- Provided data
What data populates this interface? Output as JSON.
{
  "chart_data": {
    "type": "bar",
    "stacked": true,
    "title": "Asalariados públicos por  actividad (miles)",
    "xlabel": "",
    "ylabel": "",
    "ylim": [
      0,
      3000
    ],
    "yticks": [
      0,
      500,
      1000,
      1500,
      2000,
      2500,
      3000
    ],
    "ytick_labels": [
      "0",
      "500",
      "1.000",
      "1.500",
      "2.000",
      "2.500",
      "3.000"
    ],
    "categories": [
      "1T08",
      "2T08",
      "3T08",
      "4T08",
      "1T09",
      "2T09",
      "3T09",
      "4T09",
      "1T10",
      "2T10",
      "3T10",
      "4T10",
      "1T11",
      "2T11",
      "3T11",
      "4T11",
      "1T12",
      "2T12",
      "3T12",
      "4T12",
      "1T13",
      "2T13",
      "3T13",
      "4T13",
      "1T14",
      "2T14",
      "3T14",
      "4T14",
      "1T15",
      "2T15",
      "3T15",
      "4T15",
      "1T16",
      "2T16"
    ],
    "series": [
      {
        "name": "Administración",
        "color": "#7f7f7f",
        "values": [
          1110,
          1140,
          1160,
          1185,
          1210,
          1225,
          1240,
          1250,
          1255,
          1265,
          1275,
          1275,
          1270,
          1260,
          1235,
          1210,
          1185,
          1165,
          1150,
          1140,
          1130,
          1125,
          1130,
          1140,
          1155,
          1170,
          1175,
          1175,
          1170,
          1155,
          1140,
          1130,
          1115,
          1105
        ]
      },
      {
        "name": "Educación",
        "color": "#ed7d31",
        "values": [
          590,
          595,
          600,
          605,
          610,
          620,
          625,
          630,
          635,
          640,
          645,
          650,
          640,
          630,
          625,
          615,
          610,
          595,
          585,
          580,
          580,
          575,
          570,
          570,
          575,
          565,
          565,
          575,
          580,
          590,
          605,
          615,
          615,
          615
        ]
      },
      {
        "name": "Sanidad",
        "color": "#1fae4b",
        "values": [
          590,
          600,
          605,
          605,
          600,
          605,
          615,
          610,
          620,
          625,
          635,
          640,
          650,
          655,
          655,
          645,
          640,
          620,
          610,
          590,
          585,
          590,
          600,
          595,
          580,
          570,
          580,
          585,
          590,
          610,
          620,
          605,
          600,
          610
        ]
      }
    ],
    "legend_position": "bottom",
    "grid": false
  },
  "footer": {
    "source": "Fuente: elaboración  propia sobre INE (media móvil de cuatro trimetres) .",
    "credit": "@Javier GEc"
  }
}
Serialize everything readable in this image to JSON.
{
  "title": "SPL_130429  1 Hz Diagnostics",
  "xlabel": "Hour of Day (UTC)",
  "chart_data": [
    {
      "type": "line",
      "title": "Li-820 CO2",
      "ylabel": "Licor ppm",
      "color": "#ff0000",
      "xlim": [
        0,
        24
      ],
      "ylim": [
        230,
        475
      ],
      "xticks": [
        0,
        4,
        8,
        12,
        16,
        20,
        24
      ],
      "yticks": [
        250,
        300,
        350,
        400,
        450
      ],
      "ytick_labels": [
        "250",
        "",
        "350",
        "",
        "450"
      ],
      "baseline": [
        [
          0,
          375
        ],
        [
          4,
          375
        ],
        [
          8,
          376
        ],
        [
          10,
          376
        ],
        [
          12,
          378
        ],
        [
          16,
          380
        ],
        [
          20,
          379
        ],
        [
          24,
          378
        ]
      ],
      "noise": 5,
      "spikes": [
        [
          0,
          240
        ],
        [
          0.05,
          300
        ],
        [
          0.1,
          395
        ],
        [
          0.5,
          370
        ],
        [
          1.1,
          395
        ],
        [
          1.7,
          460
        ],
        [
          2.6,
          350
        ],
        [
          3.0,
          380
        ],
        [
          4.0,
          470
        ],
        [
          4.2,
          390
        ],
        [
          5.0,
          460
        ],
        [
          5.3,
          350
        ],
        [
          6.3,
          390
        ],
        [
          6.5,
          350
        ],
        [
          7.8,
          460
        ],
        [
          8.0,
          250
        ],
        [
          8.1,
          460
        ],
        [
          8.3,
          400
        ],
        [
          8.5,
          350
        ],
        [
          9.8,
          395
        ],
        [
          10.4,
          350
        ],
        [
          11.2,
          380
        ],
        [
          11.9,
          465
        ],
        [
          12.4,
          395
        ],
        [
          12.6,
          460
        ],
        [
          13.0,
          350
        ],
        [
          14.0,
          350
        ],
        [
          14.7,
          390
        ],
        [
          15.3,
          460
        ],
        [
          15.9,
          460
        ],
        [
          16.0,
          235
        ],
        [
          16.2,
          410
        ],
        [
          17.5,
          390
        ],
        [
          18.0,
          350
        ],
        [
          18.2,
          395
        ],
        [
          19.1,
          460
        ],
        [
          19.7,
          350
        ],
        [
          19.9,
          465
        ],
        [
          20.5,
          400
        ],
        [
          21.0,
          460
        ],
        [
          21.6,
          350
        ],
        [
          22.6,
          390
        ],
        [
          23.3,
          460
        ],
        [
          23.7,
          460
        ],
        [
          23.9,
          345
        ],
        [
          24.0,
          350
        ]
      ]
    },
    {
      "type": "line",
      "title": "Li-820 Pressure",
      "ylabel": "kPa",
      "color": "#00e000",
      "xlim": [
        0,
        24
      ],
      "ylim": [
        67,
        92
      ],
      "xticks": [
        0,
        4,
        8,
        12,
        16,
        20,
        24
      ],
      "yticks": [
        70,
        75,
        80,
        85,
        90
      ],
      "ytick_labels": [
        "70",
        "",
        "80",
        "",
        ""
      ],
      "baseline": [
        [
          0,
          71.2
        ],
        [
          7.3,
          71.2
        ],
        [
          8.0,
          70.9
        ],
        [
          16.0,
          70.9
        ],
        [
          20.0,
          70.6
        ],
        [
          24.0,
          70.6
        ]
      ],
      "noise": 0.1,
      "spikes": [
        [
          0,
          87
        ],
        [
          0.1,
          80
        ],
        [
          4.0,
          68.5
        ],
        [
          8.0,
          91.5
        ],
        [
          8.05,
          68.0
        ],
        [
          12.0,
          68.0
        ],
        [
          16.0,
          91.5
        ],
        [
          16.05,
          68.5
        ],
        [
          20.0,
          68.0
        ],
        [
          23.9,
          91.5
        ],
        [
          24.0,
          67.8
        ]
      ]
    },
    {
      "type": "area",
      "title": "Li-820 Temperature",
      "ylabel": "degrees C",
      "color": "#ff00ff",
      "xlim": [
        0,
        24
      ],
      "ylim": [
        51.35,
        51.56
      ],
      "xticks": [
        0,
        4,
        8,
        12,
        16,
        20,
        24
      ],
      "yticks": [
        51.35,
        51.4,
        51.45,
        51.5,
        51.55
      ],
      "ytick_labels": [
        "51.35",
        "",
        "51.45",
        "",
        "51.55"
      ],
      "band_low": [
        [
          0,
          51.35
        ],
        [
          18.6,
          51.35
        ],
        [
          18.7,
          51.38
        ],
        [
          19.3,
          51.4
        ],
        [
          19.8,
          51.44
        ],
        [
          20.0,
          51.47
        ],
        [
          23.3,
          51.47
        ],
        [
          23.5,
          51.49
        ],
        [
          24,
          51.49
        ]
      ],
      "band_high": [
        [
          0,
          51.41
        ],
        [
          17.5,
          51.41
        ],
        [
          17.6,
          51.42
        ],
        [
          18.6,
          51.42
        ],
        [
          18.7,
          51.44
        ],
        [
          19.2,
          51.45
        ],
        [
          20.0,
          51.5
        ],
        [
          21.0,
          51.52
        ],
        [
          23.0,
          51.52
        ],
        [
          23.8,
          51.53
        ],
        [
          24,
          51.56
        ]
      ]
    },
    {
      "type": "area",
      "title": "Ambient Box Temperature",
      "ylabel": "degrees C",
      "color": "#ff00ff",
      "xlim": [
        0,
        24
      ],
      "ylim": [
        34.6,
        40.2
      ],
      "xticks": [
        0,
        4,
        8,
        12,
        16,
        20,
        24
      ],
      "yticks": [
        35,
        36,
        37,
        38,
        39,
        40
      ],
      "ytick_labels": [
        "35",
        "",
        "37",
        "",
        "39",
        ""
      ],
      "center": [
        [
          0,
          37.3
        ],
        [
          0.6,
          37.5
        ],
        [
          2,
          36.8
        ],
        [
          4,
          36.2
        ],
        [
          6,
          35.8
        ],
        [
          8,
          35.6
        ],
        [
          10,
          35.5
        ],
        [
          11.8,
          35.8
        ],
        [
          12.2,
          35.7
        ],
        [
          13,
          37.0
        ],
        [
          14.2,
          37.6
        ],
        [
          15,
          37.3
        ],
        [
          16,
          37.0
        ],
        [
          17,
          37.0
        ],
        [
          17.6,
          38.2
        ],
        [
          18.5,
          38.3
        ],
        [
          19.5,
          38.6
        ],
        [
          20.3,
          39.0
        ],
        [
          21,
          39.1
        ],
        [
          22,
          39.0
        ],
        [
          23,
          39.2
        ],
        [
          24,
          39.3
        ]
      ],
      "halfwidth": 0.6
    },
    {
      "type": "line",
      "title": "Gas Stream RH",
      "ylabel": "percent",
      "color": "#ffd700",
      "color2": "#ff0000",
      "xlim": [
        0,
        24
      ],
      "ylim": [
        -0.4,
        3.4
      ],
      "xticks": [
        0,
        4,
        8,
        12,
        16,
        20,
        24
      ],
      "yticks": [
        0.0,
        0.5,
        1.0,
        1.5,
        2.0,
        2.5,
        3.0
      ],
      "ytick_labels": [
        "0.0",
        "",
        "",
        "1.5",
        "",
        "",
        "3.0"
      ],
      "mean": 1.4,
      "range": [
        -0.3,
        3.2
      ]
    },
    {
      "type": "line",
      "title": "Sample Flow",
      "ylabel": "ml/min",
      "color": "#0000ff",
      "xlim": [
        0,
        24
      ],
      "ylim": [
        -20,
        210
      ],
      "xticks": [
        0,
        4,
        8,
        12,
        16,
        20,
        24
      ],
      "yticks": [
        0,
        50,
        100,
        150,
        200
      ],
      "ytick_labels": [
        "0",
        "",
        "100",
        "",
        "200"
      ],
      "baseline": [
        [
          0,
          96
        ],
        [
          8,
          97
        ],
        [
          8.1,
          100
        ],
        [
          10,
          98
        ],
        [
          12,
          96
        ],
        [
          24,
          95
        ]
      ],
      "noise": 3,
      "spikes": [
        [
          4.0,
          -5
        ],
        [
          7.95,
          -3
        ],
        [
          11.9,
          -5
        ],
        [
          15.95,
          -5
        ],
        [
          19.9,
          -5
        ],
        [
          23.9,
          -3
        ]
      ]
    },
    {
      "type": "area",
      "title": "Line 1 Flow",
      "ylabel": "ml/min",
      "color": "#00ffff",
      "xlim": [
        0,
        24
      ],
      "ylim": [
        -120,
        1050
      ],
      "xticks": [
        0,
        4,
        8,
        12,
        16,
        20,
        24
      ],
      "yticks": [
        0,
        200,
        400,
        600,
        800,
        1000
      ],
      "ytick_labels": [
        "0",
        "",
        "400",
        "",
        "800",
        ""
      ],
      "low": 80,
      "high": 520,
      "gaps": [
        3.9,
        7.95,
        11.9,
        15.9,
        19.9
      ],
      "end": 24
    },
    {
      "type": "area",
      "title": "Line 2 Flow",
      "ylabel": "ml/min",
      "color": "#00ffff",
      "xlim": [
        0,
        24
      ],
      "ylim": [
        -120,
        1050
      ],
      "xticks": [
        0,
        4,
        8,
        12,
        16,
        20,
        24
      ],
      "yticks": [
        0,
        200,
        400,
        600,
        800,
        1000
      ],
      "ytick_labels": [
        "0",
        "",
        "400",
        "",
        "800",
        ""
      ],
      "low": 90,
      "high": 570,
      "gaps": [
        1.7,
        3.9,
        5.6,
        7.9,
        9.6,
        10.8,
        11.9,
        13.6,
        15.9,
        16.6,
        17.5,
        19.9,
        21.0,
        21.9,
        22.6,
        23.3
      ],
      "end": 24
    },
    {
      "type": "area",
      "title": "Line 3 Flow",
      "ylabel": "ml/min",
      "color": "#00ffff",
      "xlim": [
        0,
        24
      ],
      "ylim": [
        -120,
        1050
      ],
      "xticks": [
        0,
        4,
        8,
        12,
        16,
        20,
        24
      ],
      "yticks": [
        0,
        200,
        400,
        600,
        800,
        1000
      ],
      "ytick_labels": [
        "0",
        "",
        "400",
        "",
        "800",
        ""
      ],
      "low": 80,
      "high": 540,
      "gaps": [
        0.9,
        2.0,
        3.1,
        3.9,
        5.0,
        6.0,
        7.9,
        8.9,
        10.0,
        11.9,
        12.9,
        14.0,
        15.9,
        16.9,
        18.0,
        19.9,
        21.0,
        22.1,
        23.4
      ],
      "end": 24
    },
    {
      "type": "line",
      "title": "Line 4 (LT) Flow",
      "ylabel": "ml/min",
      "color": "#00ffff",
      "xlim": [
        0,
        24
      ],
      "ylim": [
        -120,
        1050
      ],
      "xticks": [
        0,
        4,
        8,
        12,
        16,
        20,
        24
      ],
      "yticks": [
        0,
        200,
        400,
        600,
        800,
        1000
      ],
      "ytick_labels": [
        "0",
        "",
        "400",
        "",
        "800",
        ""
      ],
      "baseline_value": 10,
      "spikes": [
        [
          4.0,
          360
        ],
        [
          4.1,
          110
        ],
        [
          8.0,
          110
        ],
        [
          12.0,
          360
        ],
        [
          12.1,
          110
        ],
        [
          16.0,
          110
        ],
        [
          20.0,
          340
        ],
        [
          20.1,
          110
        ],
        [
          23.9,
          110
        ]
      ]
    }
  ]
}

- Written request
Where a line in the material above holds "JSON", copy that line.

- Exercise output
What data populates this interface? Output as JSON.
Serialize everything readable in this image to JSON.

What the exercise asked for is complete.